(Saved data entries)
■ ■ ■ ■

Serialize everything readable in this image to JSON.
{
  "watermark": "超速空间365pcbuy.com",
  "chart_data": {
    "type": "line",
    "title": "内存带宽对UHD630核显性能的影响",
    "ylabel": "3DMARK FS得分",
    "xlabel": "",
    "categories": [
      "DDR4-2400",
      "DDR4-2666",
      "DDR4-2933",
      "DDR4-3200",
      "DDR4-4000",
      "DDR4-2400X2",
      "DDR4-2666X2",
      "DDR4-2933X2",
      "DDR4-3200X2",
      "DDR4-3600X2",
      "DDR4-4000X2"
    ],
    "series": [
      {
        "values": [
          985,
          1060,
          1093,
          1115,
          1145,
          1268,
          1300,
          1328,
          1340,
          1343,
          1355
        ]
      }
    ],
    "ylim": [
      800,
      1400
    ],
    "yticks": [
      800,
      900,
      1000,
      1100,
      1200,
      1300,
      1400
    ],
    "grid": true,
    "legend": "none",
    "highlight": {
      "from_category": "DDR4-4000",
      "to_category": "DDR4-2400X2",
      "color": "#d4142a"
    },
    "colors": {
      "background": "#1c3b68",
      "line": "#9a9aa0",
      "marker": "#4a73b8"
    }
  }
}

■ ■ ■ ■

:: Exercise goal ::
Copy every line verbatim.

:: Answer to this exercise ::
Serialize everything readable in this image to JSON.
{
  "watermark": "超速空间365pcbuy.com",
  "chart_data": {
    "type": "line",
    "title": "内存带宽对UHD630核显性能的影响",
    "ylabel": "3DMARK FS得分",
    "xlabel": "",
    "categories": [
      "DDR4-2400",
      "DDR4-2666",
      "DDR4-2933",
      "DDR4-3200",
      "DDR4-4000",
      "DDR4-2400X2",
      "DDR4-2666X2",
      "DDR4-2933X2",
      "DDR4-3200X2",
      "DDR4-3600X2",
      "DDR4-4000X2"
    ],
    "series": [
      {
        "values": [
          985,
          1060,
          1093,
          1115,
          1145,
          1268,
          1300,
          1328,
          1340,
          1343,
          1355
        ]
      }
    ],
    "ylim": [
      800,
      1400
    ],
    "yticks": [
      800,
      900,
      1000,
      1100,
      1200,
      1300,
      1400
    ],
    "grid": true,
    "legend": "none",
    "highlight": {
      "from_category": "DDR4-4000",
      "to_category": "DDR4-2400X2",
      "color": "#d4142a"
    },
    "colors": {
      "background": "#1c3b68",
      "line": "#9a9aa0",
      "marker": "#4a73b8"
    }
  }
}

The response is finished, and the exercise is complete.